* **GIVEN INSTRUCTION**: Reproduce all records verbatim.

* **DATA SUPPLIED**:

##########

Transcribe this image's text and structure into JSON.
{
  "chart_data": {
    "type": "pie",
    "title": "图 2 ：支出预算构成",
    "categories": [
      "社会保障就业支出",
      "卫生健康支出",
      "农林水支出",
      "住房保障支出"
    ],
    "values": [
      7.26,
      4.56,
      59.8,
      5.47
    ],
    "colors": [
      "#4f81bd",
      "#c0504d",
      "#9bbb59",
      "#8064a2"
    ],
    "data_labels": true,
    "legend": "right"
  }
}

##########

* **ANSWER BELOW**:
Transcribe this image's text and structure into JSON.
{
  "chart_data": {
    "type": "pie",
    "title": "图 2 ：支出预算构成",
    "categories": [
      "社会保障就业支出",
      "卫生健康支出",
      "农林水支出",
      "住房保障支出"
    ],
    "values": [
      7.26,
      4.56,
      59.8,
      5.47
    ],
    "colors": [
      "#4f81bd",
      "#c0504d",
      "#9bbb59",
      "#8064a2"
    ],
    "data_labels": true,
    "legend": "right"
  }
}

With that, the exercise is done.